Exercise instructions: Filter the entries and keep only the lines where the string "best" appears.

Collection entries
--- --- ---

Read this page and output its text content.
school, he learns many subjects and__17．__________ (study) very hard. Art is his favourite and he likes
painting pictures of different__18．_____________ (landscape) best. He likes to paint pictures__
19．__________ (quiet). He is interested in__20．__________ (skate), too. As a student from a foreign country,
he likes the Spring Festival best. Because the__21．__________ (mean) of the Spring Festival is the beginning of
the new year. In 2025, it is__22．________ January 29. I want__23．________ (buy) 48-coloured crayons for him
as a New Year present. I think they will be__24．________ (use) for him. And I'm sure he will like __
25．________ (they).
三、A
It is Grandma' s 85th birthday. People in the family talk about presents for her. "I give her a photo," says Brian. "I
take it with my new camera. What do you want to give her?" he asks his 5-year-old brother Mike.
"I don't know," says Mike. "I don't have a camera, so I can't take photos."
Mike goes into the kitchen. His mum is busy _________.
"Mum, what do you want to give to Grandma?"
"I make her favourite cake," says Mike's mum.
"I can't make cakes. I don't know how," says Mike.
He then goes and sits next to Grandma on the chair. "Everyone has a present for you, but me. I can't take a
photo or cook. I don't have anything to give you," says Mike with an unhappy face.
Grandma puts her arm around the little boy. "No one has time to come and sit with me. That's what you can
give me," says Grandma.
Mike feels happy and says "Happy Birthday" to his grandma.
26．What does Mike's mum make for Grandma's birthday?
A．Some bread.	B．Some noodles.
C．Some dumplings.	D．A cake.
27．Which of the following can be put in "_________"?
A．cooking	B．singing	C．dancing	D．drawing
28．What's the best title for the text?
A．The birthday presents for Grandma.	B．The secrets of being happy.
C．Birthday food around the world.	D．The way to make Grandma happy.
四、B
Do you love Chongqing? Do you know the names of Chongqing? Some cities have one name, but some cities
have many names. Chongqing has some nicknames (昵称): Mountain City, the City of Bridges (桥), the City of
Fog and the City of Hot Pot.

--- --- ---

Response to this exercise:
painting pictures of different__18．_____________ (landscape) best. He likes to paint pictures__
he likes the Spring Festival best. Because the__21．__________ (mean) of the Spring Festival is the beginning of
28．What's the best title for the text?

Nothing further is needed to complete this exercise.